[Extracted data entries]
--- START ---

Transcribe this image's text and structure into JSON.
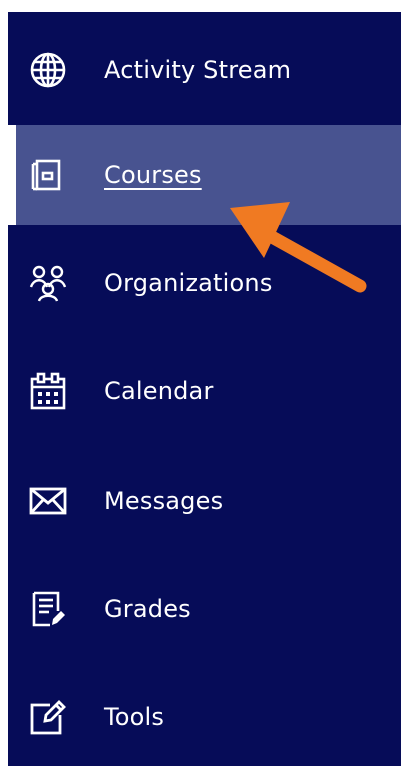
{
  "colors": {
    "nav_background": "#060c58",
    "active_background": "#485390",
    "active_marker": "#ffffff",
    "text": "#ffffff",
    "annotation_arrow": "#f07a22"
  },
  "nav": {
    "active_item": "courses",
    "items": [
      {
        "id": "activity-stream",
        "label": "Activity Stream",
        "icon": "globe-icon"
      },
      {
        "id": "courses",
        "label": "Courses",
        "icon": "courses-icon"
      },
      {
        "id": "organizations",
        "label": "Organizations",
        "icon": "people-icon"
      },
      {
        "id": "calendar",
        "label": "Calendar",
        "icon": "calendar-icon"
      },
      {
        "id": "messages",
        "label": "Messages",
        "icon": "envelope-icon"
      },
      {
        "id": "grades",
        "label": "Grades",
        "icon": "grades-icon"
      },
      {
        "id": "tools",
        "label": "Tools",
        "icon": "tools-icon"
      }
    ]
  }
}
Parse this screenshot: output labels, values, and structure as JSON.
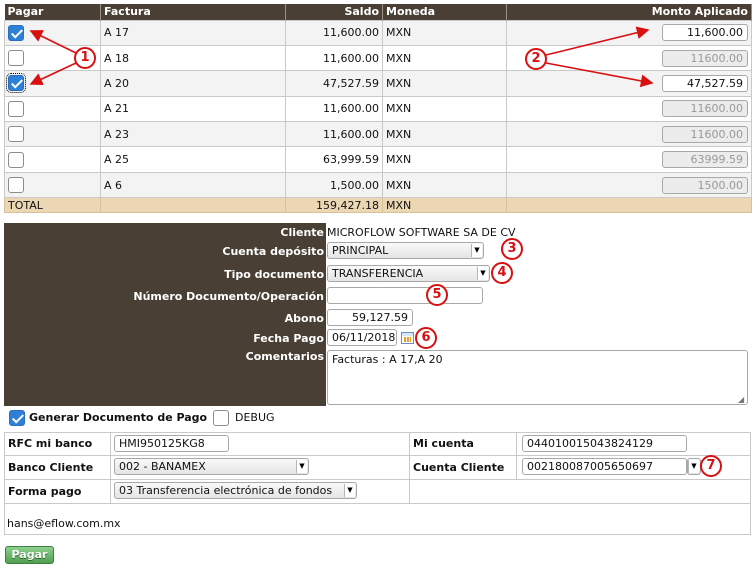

--- END ---

* THE EXERCISE *
Only the number is wanted: how many lines in the data include the word "structure"?

* OUTPUT BELOW *
2